**TASK INSTRUCTIONS**:
Quote the lines below verbatim, leaving out the picture.

**PROVIDED ENTRIES**:

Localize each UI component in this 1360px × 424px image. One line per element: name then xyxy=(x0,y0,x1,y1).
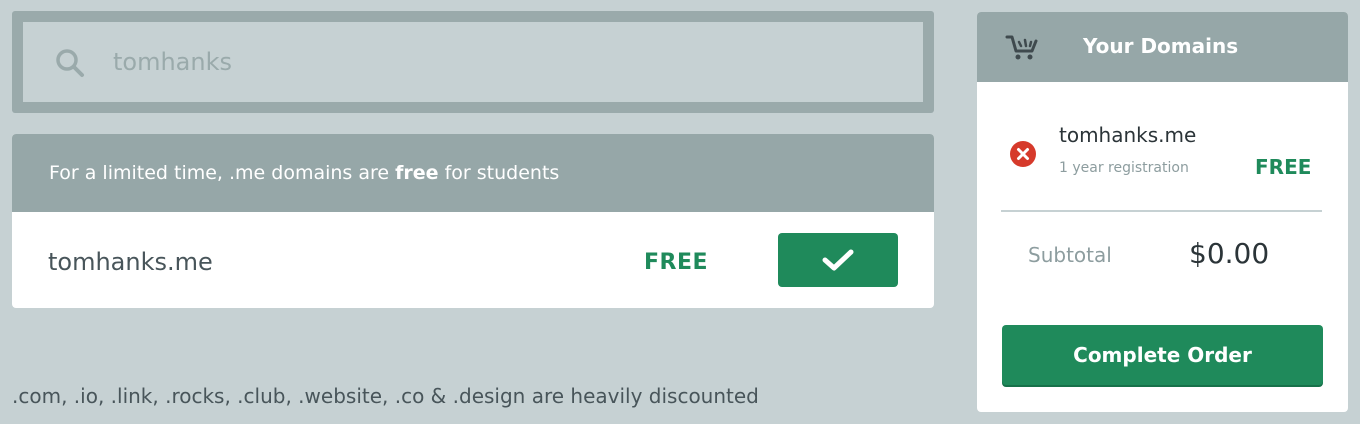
your-domains-panel: Your Domains tomhanks.me 1 year registra… xyxy=(977,12,1348,412)
checkmark-icon xyxy=(822,249,854,271)
promo-text-before: For a limited time, .me domains are xyxy=(49,162,396,184)
cart-divider xyxy=(1001,210,1322,212)
promo-text-bold: free xyxy=(395,162,439,184)
cart-item-term: 1 year registration xyxy=(1059,160,1189,176)
discount-note: .com, .io, .link, .rocks, .club, .websit… xyxy=(12,384,759,408)
promo-text-after: for students xyxy=(438,162,560,184)
cart-header: Your Domains xyxy=(977,12,1348,82)
subtotal-value: $0.00 xyxy=(1189,237,1270,270)
search-icon xyxy=(56,49,84,77)
domain-price: FREE xyxy=(644,250,709,275)
cart-item: tomhanks.me 1 year registration FREE xyxy=(977,82,1348,212)
promo-banner: For a limited time, .me domains are free… xyxy=(12,134,934,212)
subtotal-label: Subtotal xyxy=(1028,243,1112,267)
search-box xyxy=(12,11,934,113)
domain-result-card: For a limited time, .me domains are free… xyxy=(12,134,934,308)
cart-title: Your Domains xyxy=(1083,34,1239,58)
search-input[interactable] xyxy=(113,22,893,102)
cart-item-price: FREE xyxy=(1255,155,1312,179)
select-domain-button[interactable] xyxy=(778,233,898,287)
domain-result-row: tomhanks.me FREE xyxy=(12,212,934,308)
remove-icon[interactable] xyxy=(1009,140,1037,168)
search-field-wrapper xyxy=(23,22,923,102)
domain-name: tomhanks.me xyxy=(48,248,213,276)
cart-icon xyxy=(1005,35,1038,60)
complete-order-button[interactable]: Complete Order xyxy=(1002,325,1323,385)
promo-text: For a limited time, .me domains are free… xyxy=(49,162,559,184)
cart-item-name: tomhanks.me xyxy=(1059,123,1197,147)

**TASK RESPONSE**:
Localize each UI component in this 1360px × 424px image. One line per element: name then xyxy=(x0,y0,x1,y1).
your-domains-panel: Your Domains tomhanks.me 1 year registra… xyxy=(977,12,1348,412)
checkmark-icon xyxy=(822,249,854,271)
promo-text-before: For a limited time, .me domains are xyxy=(49,162,396,184)
cart-divider xyxy=(1001,210,1322,212)
promo-text-bold: free xyxy=(395,162,439,184)
cart-item-term: 1 year registration xyxy=(1059,160,1189,176)
discount-note: .com, .io, .link, .rocks, .club, .websit… xyxy=(12,384,759,408)
promo-text-after: for students xyxy=(438,162,560,184)
cart-header: Your Domains xyxy=(977,12,1348,82)
subtotal-value: $0.00 xyxy=(1189,237,1270,270)
search-icon xyxy=(56,49,84,77)
domain-price: FREE xyxy=(644,250,709,275)
cart-item: tomhanks.me 1 year registration FREE xyxy=(977,82,1348,212)
promo-banner: For a limited time, .me domains are free… xyxy=(12,134,934,212)
subtotal-label: Subtotal xyxy=(1028,243,1112,267)
search-box xyxy=(12,11,934,113)
domain-result-card: For a limited time, .me domains are free… xyxy=(12,134,934,308)
cart-title: Your Domains xyxy=(1083,34,1239,58)
search-input[interactable] xyxy=(113,22,893,102)
cart-item-price: FREE xyxy=(1255,155,1312,179)
select-domain-button[interactable] xyxy=(778,233,898,287)
domain-result-row: tomhanks.me FREE xyxy=(12,212,934,308)
remove-icon[interactable] xyxy=(1009,140,1037,168)
search-field-wrapper xyxy=(23,22,923,102)
domain-name: tomhanks.me xyxy=(48,248,213,276)
cart-icon xyxy=(1005,35,1038,60)
complete-order-button[interactable]: Complete Order xyxy=(1002,325,1323,385)
promo-text: For a limited time, .me domains are free… xyxy=(49,162,559,184)
cart-item-name: tomhanks.me xyxy=(1059,123,1197,147)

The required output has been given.